— Recorded information —
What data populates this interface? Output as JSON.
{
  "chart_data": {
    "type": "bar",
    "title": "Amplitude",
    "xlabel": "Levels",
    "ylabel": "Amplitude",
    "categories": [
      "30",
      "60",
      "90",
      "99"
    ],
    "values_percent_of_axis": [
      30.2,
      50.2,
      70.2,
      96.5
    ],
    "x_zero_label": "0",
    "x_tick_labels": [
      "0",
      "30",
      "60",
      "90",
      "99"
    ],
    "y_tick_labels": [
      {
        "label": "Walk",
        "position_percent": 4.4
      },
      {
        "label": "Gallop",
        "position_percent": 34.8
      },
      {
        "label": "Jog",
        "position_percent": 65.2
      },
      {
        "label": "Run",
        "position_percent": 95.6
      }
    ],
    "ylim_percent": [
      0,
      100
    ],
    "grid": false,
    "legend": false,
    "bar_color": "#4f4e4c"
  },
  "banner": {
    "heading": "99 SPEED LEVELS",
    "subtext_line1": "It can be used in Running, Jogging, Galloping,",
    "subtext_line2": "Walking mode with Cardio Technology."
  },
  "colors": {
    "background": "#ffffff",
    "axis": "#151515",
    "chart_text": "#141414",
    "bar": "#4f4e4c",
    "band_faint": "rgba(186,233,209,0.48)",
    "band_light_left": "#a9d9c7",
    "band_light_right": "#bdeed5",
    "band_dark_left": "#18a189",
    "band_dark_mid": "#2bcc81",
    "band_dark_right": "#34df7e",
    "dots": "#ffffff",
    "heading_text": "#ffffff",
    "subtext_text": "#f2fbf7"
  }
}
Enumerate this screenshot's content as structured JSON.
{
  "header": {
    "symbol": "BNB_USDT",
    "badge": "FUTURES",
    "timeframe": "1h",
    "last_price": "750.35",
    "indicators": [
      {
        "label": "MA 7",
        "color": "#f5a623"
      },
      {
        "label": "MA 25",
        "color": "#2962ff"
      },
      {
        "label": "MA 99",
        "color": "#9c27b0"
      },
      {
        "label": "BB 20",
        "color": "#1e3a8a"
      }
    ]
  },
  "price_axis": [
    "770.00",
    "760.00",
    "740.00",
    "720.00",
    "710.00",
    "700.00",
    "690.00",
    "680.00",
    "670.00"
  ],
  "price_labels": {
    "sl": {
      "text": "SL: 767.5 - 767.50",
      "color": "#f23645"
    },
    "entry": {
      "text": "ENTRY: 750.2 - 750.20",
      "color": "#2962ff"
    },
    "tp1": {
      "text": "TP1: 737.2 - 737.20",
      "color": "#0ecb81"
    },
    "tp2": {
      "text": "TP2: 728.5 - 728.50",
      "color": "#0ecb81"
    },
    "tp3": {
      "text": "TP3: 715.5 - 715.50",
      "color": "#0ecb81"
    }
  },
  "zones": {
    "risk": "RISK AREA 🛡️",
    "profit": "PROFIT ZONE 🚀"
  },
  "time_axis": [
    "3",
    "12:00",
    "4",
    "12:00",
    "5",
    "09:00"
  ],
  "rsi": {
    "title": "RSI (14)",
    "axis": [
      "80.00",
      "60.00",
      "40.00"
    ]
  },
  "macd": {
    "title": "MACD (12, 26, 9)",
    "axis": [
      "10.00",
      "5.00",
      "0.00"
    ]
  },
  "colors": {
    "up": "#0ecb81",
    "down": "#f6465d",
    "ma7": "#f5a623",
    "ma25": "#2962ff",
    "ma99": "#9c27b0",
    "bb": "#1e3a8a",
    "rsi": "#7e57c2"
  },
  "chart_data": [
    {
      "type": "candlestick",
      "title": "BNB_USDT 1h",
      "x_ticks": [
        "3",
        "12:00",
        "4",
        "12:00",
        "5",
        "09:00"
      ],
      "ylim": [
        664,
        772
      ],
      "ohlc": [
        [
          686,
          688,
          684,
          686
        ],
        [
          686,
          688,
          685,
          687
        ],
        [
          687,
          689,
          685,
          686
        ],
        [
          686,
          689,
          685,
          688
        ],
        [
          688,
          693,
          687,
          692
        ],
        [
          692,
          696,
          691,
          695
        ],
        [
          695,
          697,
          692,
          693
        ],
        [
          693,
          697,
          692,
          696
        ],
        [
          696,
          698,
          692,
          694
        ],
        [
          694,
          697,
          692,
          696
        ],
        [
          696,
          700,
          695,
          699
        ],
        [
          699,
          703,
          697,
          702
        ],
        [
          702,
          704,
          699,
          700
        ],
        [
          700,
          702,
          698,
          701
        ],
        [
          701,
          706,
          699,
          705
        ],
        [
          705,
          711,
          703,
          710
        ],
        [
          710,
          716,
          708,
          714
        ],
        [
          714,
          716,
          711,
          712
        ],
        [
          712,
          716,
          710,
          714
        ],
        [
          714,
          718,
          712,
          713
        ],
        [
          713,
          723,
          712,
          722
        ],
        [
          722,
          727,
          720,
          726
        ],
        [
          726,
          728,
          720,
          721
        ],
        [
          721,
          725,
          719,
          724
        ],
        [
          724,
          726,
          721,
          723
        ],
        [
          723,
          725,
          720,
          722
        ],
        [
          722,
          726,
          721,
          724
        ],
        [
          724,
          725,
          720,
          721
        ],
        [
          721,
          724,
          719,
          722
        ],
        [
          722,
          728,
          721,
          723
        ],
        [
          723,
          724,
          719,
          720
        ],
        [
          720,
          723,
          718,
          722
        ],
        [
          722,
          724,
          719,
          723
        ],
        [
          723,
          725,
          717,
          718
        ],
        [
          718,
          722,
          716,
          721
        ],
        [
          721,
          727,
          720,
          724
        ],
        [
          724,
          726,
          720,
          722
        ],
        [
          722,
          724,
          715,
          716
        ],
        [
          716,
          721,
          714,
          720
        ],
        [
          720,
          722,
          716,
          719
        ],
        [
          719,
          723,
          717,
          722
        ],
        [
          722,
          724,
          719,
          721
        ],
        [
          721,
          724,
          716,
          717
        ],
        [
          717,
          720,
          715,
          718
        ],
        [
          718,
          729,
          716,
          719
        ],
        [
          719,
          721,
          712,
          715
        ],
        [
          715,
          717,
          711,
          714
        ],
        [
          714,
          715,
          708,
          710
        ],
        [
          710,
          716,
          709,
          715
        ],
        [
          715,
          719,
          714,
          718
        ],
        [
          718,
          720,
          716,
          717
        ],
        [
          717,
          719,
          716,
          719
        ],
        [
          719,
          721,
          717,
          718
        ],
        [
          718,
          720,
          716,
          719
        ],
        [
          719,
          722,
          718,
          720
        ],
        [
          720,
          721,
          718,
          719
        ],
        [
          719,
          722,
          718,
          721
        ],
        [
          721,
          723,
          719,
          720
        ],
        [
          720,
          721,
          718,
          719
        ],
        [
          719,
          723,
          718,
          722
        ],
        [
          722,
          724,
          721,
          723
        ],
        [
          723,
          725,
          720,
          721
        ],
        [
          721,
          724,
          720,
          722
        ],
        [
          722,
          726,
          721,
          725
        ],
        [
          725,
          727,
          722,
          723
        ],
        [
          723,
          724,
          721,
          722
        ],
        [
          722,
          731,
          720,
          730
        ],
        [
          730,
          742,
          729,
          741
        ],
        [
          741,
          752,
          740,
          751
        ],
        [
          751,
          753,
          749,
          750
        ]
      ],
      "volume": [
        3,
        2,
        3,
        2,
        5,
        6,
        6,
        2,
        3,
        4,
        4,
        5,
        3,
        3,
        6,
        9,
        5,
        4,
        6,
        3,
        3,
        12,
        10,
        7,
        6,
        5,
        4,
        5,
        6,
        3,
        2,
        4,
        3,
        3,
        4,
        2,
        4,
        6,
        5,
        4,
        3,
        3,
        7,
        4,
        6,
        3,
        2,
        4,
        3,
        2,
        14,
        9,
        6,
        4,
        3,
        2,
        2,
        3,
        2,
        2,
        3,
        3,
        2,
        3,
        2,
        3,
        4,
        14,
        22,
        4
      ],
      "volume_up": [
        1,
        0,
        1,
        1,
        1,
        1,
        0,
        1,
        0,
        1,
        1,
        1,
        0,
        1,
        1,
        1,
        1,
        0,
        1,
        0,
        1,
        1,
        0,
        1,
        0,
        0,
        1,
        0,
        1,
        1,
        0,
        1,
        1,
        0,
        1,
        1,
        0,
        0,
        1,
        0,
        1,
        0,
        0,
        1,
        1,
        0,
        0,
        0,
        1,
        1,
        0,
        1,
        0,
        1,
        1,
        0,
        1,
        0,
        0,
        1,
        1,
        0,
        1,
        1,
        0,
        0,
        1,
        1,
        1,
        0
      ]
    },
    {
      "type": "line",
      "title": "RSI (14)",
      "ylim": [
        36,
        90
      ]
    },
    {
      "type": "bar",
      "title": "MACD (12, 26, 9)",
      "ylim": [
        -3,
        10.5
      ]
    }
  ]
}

— Task description —
Copy out every line where the word "this" occurs.

— Exercise result —
What data populates this interface? Output as JSON.
Enumerate this screenshot's content as structured JSON.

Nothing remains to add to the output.